GIVEN PROBLEM
Repeat the following rows word for word, omitting the pictures.

Spatial annotation rows:
##############################

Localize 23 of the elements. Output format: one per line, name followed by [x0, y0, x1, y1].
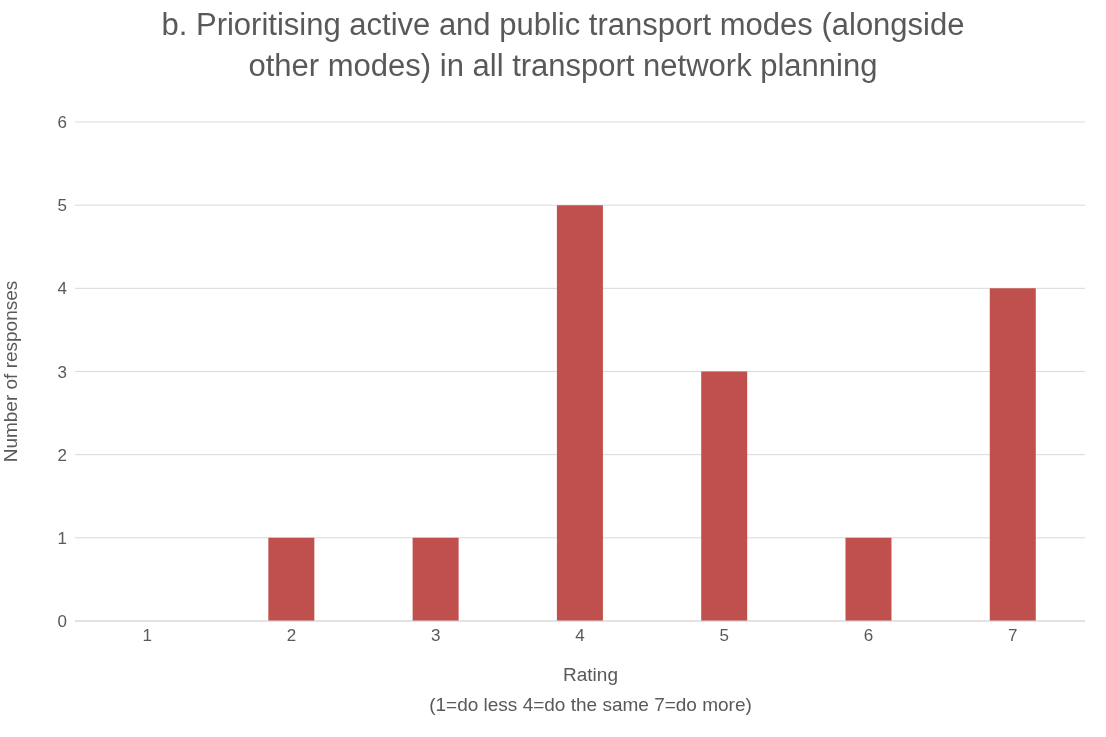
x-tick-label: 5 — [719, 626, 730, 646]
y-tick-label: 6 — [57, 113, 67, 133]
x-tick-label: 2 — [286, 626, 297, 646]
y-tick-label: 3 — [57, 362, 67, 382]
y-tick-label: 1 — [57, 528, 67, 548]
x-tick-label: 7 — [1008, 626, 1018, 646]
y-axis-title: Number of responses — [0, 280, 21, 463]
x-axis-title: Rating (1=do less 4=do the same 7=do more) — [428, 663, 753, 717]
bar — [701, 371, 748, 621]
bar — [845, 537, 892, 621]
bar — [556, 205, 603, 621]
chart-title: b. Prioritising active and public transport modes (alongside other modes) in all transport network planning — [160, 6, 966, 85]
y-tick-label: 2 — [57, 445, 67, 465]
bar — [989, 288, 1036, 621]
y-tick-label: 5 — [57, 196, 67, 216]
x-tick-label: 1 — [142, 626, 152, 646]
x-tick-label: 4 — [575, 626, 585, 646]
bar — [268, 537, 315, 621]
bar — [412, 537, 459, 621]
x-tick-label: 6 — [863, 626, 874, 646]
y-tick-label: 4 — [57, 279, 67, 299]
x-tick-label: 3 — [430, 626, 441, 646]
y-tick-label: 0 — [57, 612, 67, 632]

##############################

EXERCISE OUTPUT
Localize 23 of the elements. Output format: one per line, name followed by [x0, y0, x1, y1].
x-tick-label: 5 — [719, 626, 730, 646]
y-tick-label: 6 — [57, 113, 67, 133]
x-tick-label: 2 — [286, 626, 297, 646]
y-tick-label: 3 — [57, 362, 67, 382]
y-tick-label: 1 — [57, 528, 67, 548]
x-tick-label: 7 — [1008, 626, 1018, 646]
y-axis-title: Number of responses — [0, 280, 21, 463]
x-axis-title: Rating (1=do less 4=do the same 7=do more) — [428, 663, 753, 717]
bar — [701, 371, 748, 621]
bar — [845, 537, 892, 621]
bar — [556, 205, 603, 621]
chart-title: b. Prioritising active and public transport modes (alongside other modes) in all transport network planning — [160, 6, 966, 85]
y-tick-label: 2 — [57, 445, 67, 465]
bar — [989, 288, 1036, 621]
y-tick-label: 5 — [57, 196, 67, 216]
x-tick-label: 1 — [142, 626, 152, 646]
x-tick-label: 4 — [575, 626, 585, 646]
bar — [268, 537, 315, 621]
bar — [412, 537, 459, 621]
x-tick-label: 6 — [863, 626, 874, 646]
y-tick-label: 4 — [57, 279, 67, 299]
x-tick-label: 3 — [430, 626, 441, 646]
y-tick-label: 0 — [57, 612, 67, 632]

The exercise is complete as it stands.